● **Problem**:
An exact copy of the records below is required, and it must contain no pictures.

★ ★ ★ ★

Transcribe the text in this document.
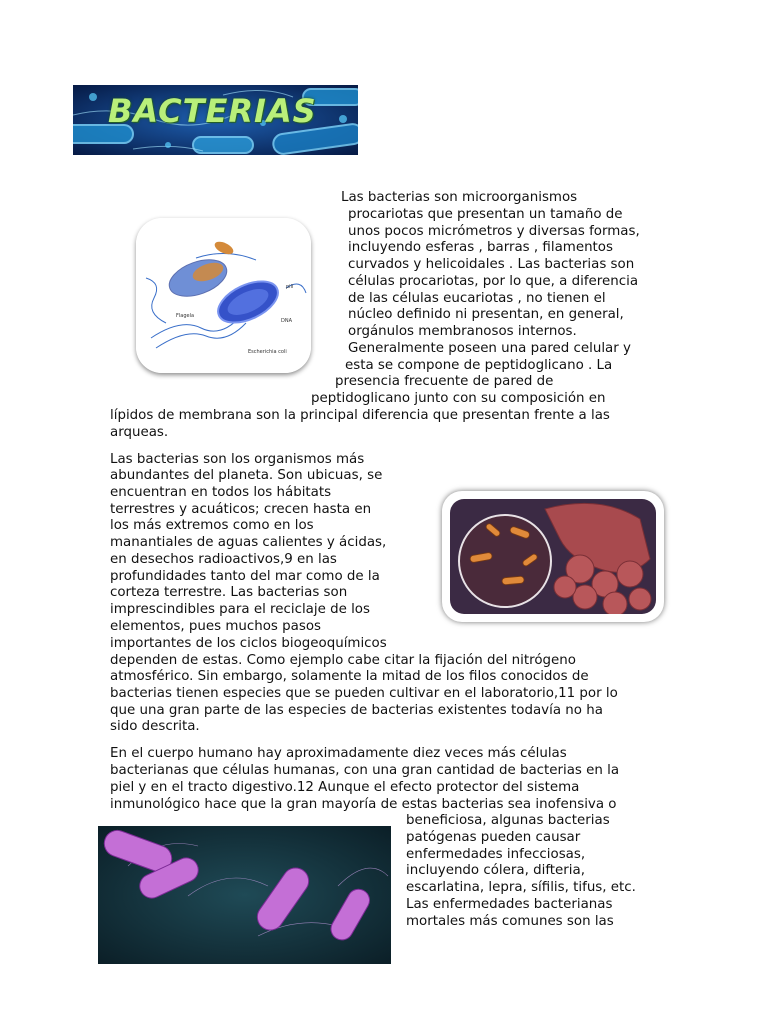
BACTERIAS
Flagela
Escherichia coli
pili
DNA
Las bacterias son microorganismos
procariotas que presentan un tamaño de
unos pocos micrómetros y diversas formas,
incluyendo esferas , barras , filamentos
curvados y helicoidales . Las bacterias son
células procariotas, por lo que, a diferencia
de las células eucariotas , no tienen el
núcleo definido ni presentan, en general,
orgánulos membranosos internos.
Generalmente poseen una pared celular y
esta se compone de peptidoglicano . La
presencia frecuente de pared de
peptidoglicano junto con su composición en
lípidos de membrana son la principal diferencia que presentan frente a las
arqueas.
Las bacterias son los organismos más
abundantes del planeta. Son ubicuas, se
encuentran en todos los hábitats
terrestres y acuáticos; crecen hasta en
los más extremos como en los
manantiales de aguas calientes y ácidas,
en desechos radioactivos,9 en las
profundidades tanto del mar como de la
corteza terrestre. Las bacterias son
imprescindibles para el reciclaje de los
elementos, pues muchos pasos
importantes de los ciclos biogeoquímicos
dependen de estas. Como ejemplo cabe citar la fijación del nitrógeno
atmosférico. Sin embargo, solamente la mitad de los filos conocidos de
bacterias tienen especies que se pueden cultivar en el laboratorio,11 por lo
que una gran parte de las especies de bacterias existentes todavía no ha
sido descrita.
En el cuerpo humano hay aproximadamente diez veces más células
bacterianas que células humanas, con una gran cantidad de bacterias en la
piel y en el tracto digestivo.12 Aunque el efecto protector del sistema
inmunológico hace que la gran mayoría de estas bacterias sea inofensiva o
beneficiosa, algunas bacterias
patógenas pueden causar
enfermedades infecciosas,
incluyendo cólera, difteria,
escarlatina, lepra, sífilis, tifus, etc.
Las enfermedades bacterianas
mortales más comunes son las
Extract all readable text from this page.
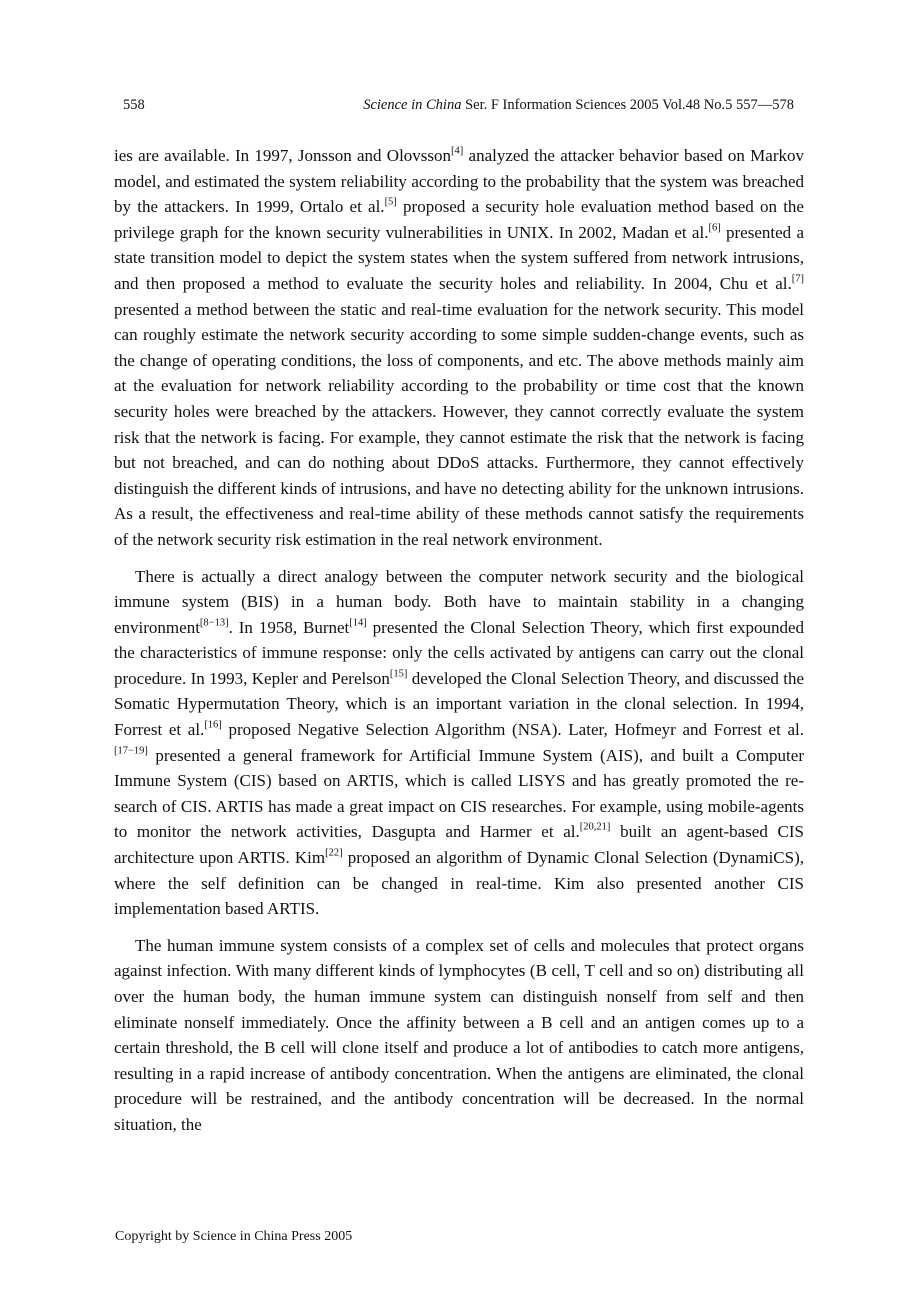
558	Science in China Ser. F Information Sciences 2005 Vol.48 No.5 557—578

ies are available. In 1997, Jonsson and Olovsson[4] analyzed the attacker behavior based on Markov model, and estimated the system reliability according to the probability that the system was breached by the attackers. In 1999, Ortalo et al.[5] proposed a security hole evaluation method based on the privilege graph for the known security vulnerabilities in UNIX. In 2002, Madan et al.[6] presented a state transition model to depict the system states when the system suffered from network intrusions, and then proposed a method to evaluate the security holes and reliability. In 2004, Chu et al.[7] presented a method between the static and real-time evaluation for the network security. This model can roughly estimate the network security according to some simple sudden-change events, such as the change of operating conditions, the loss of components, and etc. The above methods mainly aim at the evaluation for network reliability according to the probability or time cost that the known security holes were breached by the attackers. However, they cannot correctly evaluate the system risk that the network is facing. For example, they cannot estimate the risk that the network is facing but not breached, and can do nothing about DDoS attacks. Furthermore, they cannot effectively distinguish the different kinds of intrusions, and have no detecting ability for the unknown intrusions. As a result, the effectiveness and real-time ability of these methods cannot satisfy the requirements of the network security risk estimation in the real network environment.

There is actually a direct analogy between the computer network security and the biological immune system (BIS) in a human body. Both have to maintain stability in a changing environment[8−13]. In 1958, Burnet[14] presented the Clonal Selection Theory, which first expounded the characteristics of immune response: only the cells activated by antigens can carry out the clonal procedure. In 1993, Kepler and Perelson[15] developed the Clonal Selection Theory, and discussed the Somatic Hypermutation Theory, which is an important variation in the clonal selection. In 1994, Forrest et al.[16] proposed Negative Selection Algorithm (NSA). Later, Hofmeyr and Forrest et al.[17−19] presented a general framework for Artificial Immune System (AIS), and built a Computer Immune System (CIS) based on ARTIS, which is called LISYS and has greatly promoted the research of CIS. ARTIS has made a great impact on CIS researches. For example, using mobile-agents to monitor the network activities, Dasgupta and Harmer et al.[20,21] built an agent-based CIS architecture upon ARTIS. Kim[22] proposed an algorithm of Dynamic Clonal Selection (DynamiCS), where the self definition can be changed in real-time. Kim also presented another CIS implementation based ARTIS.

The human immune system consists of a complex set of cells and molecules that protect organs against infection. With many different kinds of lymphocytes (B cell, T cell and so on) distributing all over the human body, the human immune system can distinguish nonself from self and then eliminate nonself immediately. Once the affinity between a B cell and an antigen comes up to a certain threshold, the B cell will clone itself and produce a lot of antibodies to catch more antigens, resulting in a rapid increase of antibody concentration. When the antigens are eliminated, the clonal procedure will be restrained, and the antibody concentration will be decreased. In the normal situation, the

Copyright by Science in China Press 2005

★ ★ ★ ★

● **Answer to this problem**:
Transcribe the text in this document.
BACTERIAS
Flagela
Escherichia coli
pili
DNA
Las bacterias son microorganismos
procariotas que presentan un tamaño de
unos pocos micrómetros y diversas formas,
incluyendo esferas , barras , filamentos
curvados y helicoidales . Las bacterias son
células procariotas, por lo que, a diferencia
de las células eucariotas , no tienen el
núcleo definido ni presentan, en general,
orgánulos membranosos internos.
Generalmente poseen una pared celular y
esta se compone de peptidoglicano . La
presencia frecuente de pared de
peptidoglicano junto con su composición en
lípidos de membrana son la principal diferencia que presentan frente a las
arqueas.
Las bacterias son los organismos más
abundantes del planeta. Son ubicuas, se
encuentran en todos los hábitats
terrestres y acuáticos; crecen hasta en
los más extremos como en los
manantiales de aguas calientes y ácidas,
en desechos radioactivos,9 en las
profundidades tanto del mar como de la
corteza terrestre. Las bacterias son
imprescindibles para el reciclaje de los
elementos, pues muchos pasos
importantes de los ciclos biogeoquímicos
dependen de estas. Como ejemplo cabe citar la fijación del nitrógeno
atmosférico. Sin embargo, solamente la mitad de los filos conocidos de
bacterias tienen especies que se pueden cultivar en el laboratorio,11 por lo
que una gran parte de las especies de bacterias existentes todavía no ha
sido descrita.
En el cuerpo humano hay aproximadamente diez veces más células
bacterianas que células humanas, con una gran cantidad de bacterias en la
piel y en el tracto digestivo.12 Aunque el efecto protector del sistema
inmunológico hace que la gran mayoría de estas bacterias sea inofensiva o
beneficiosa, algunas bacterias
patógenas pueden causar
enfermedades infecciosas,
incluyendo cólera, difteria,
escarlatina, lepra, sífilis, tifus, etc.
Las enfermedades bacterianas
mortales más comunes son las
Extract all readable text from this page.
558	Science in China Ser. F Information Sciences 2005 Vol.48 No.5 557—578

ies are available. In 1997, Jonsson and Olovsson[4] analyzed the attacker behavior based on Markov model, and estimated the system reliability according to the probability that the system was breached by the attackers. In 1999, Ortalo et al.[5] proposed a security hole evaluation method based on the privilege graph for the known security vulnerabilities in UNIX. In 2002, Madan et al.[6] presented a state transition model to depict the system states when the system suffered from network intrusions, and then proposed a method to evaluate the security holes and reliability. In 2004, Chu et al.[7] presented a method between the static and real-time evaluation for the network security. This model can roughly estimate the network security according to some simple sudden-change events, such as the change of operating conditions, the loss of components, and etc. The above methods mainly aim at the evaluation for network reliability according to the probability or time cost that the known security holes were breached by the attackers. However, they cannot correctly evaluate the system risk that the network is facing. For example, they cannot estimate the risk that the network is facing but not breached, and can do nothing about DDoS attacks. Furthermore, they cannot effectively distinguish the different kinds of intrusions, and have no detecting ability for the unknown intrusions. As a result, the effectiveness and real-time ability of these methods cannot satisfy the requirements of the network security risk estimation in the real network environment.

There is actually a direct analogy between the computer network security and the biological immune system (BIS) in a human body. Both have to maintain stability in a changing environment[8−13]. In 1958, Burnet[14] presented the Clonal Selection Theory, which first expounded the characteristics of immune response: only the cells activated by antigens can carry out the clonal procedure. In 1993, Kepler and Perelson[15] developed the Clonal Selection Theory, and discussed the Somatic Hypermutation Theory, which is an important variation in the clonal selection. In 1994, Forrest et al.[16] proposed Negative Selection Algorithm (NSA). Later, Hofmeyr and Forrest et al.[17−19] presented a general framework for Artificial Immune System (AIS), and built a Computer Immune System (CIS) based on ARTIS, which is called LISYS and has greatly promoted the research of CIS. ARTIS has made a great impact on CIS researches. For example, using mobile-agents to monitor the network activities, Dasgupta and Harmer et al.[20,21] built an agent-based CIS architecture upon ARTIS. Kim[22] proposed an algorithm of Dynamic Clonal Selection (DynamiCS), where the self definition can be changed in real-time. Kim also presented another CIS implementation based ARTIS.

The human immune system consists of a complex set of cells and molecules that protect organs against infection. With many different kinds of lymphocytes (B cell, T cell and so on) distributing all over the human body, the human immune system can distinguish nonself from self and then eliminate nonself immediately. Once the affinity between a B cell and an antigen comes up to a certain threshold, the B cell will clone itself and produce a lot of antibodies to catch more antigens, resulting in a rapid increase of antibody concentration. When the antigens are eliminated, the clonal procedure will be restrained, and the antibody concentration will be decreased. In the normal situation, the

Copyright by Science in China Press 2005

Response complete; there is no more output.